◆ Consigne A:
D'après le texte sur l'Université de la liberté, expliquez pourquoi le projet de Silvio Berlusconi a suscité de fortes perplexités.
◆ Consigne B:
Indiquez le nombre de lignes des enregistrements qui contiennent la chaîne "Ocean", en respectant la casse, et donnez uniquement ce nombre.

◆ Texte à lire:

Professeur Poutine, docteur ès libertés, par Salvatore Aloïse

La décision de Silvio Berlusconi de confier à Vladimir Poutine le cours inaugural de l'Université de la liberté qu'il s'apprête à lancer à Lesmo, près de Milan, dans une superbe demeure du XVIIIe siècle achetée pour l'occasion, n'a guère été appréciée dans la mouvance libérale italienne.

Que le président du Conseil s'autorise un "caprice universitaire", pourquoi pas ? Mais qu'il veuille transformer l'autoritaire premier ministre russe en professeur invité, spécialiste des libertés, le projet a suscité de fortes perplexités. Un groupe d'intellectuels italiens, qui signe " Les libéraux invétérés", lui a même adressé une lettre pour manifester son "trouble" face au choix de ce "maître déplacé".

◆ Enregistrements fournis:
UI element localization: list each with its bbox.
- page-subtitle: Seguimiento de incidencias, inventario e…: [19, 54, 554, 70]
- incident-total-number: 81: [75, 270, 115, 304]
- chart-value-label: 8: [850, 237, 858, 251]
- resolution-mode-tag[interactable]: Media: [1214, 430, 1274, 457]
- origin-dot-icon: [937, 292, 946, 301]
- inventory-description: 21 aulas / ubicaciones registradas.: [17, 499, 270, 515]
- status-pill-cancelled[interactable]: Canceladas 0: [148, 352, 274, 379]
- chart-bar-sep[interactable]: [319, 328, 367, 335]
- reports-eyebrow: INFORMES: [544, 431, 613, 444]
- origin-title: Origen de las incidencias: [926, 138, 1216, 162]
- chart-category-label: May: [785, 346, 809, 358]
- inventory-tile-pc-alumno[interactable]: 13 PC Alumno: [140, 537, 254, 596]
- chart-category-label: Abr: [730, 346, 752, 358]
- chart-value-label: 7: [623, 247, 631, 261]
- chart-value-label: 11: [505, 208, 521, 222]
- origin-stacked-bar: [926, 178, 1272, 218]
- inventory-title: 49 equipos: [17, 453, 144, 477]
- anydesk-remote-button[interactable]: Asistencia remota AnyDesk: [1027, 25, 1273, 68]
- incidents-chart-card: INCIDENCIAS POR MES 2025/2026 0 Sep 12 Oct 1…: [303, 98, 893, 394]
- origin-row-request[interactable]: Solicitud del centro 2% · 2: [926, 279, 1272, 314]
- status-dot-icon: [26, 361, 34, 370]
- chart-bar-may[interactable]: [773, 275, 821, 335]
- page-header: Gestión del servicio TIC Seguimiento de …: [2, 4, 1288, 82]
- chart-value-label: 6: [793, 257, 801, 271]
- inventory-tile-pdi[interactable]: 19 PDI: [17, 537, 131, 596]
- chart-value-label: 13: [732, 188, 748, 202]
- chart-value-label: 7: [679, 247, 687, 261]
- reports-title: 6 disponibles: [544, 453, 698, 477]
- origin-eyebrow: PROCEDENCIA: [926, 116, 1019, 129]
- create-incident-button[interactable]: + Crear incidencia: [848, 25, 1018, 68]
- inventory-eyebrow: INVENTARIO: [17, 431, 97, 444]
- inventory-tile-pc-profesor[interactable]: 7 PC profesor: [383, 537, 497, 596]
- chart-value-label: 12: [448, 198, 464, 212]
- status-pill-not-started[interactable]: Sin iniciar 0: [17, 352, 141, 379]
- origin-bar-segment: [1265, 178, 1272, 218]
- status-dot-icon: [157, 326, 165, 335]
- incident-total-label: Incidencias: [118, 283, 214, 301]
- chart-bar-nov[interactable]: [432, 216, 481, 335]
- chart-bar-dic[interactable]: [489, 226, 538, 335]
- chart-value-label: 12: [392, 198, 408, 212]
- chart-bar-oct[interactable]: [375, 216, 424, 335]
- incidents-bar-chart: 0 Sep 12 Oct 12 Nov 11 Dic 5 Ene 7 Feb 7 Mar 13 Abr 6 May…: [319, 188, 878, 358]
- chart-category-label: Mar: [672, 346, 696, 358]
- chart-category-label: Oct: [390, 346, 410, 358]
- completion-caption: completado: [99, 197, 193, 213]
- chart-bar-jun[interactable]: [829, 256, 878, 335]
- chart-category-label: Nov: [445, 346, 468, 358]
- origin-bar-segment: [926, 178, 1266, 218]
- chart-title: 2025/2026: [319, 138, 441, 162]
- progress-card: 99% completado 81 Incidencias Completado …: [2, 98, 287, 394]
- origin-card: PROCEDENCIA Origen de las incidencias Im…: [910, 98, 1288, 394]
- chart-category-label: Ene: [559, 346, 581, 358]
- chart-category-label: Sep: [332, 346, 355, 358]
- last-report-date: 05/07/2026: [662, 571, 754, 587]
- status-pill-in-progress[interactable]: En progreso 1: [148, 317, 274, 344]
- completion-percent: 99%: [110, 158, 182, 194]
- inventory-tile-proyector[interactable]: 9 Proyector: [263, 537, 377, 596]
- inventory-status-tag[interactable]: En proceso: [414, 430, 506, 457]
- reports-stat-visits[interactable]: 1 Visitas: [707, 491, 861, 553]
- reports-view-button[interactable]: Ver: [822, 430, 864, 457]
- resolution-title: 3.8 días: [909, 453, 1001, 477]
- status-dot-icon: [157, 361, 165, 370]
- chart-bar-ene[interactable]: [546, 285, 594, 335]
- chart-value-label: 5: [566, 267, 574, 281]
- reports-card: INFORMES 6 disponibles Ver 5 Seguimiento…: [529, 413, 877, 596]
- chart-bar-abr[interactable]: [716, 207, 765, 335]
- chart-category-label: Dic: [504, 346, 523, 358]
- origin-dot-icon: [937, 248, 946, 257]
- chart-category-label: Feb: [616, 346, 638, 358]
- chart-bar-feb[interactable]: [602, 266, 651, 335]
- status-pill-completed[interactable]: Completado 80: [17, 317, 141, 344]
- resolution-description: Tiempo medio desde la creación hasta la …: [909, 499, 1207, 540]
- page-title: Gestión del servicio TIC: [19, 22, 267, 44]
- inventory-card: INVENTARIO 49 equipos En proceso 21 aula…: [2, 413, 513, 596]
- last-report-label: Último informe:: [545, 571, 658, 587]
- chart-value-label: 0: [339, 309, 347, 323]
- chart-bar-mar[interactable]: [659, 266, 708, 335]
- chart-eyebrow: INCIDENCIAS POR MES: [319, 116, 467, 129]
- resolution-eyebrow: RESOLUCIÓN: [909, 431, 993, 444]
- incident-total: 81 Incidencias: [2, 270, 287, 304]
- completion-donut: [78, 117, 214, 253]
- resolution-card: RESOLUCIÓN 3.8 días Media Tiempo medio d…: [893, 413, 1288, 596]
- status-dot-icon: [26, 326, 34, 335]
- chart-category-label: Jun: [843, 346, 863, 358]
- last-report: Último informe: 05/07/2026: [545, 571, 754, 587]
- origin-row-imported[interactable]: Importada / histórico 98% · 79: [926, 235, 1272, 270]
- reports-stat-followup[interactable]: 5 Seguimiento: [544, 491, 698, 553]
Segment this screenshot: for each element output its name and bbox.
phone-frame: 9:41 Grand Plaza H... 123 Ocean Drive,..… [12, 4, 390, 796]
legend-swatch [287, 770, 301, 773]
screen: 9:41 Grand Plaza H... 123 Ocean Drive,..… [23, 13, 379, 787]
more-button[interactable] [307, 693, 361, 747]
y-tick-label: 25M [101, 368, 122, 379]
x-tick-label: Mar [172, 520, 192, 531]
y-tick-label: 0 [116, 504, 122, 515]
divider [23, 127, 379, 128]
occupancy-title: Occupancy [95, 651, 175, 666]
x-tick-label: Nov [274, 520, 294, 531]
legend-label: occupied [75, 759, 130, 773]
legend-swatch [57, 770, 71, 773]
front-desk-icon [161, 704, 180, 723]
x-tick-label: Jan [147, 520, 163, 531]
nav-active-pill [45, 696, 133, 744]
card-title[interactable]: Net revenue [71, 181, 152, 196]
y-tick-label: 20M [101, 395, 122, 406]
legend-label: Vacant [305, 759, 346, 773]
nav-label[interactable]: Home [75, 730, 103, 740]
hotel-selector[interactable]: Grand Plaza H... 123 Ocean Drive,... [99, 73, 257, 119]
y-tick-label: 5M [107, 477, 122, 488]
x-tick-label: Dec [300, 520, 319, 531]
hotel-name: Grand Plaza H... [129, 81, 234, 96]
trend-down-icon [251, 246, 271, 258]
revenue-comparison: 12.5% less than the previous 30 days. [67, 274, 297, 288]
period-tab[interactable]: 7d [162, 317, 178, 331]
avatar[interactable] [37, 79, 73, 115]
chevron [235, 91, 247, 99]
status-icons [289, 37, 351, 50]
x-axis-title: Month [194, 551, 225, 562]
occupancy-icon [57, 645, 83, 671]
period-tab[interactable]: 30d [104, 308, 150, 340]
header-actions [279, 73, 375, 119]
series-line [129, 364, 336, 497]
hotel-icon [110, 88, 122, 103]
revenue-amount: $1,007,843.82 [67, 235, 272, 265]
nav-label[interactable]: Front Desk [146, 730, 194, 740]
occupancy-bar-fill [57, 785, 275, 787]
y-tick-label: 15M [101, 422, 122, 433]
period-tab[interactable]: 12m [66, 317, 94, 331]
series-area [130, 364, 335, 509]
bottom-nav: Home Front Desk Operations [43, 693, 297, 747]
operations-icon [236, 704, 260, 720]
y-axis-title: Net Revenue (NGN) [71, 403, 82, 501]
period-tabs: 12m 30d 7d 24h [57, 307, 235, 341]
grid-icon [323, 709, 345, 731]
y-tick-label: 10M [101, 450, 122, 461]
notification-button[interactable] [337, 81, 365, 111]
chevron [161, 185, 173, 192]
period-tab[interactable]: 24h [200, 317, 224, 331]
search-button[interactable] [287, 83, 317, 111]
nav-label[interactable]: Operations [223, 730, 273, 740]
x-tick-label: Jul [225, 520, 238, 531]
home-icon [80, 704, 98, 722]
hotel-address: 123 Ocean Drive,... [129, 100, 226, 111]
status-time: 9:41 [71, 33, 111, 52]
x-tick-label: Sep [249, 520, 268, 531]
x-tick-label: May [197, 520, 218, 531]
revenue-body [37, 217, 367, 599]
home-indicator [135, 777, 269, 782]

◆ Réponse attendue A:
Le projet a suscité de fortes perplexités parce que Silvio Berlusconi voulait faire de Vladimir Poutine, l'autoritaire premier ministre russe, un professeur invité spécialiste des libertés. Le texte présente le « caprice universitaire » lui-même comme acceptable (« pourquoi pas ? »). C'est le choix de ce professeur qui pose problème.

◆ Réponse attendue B:
4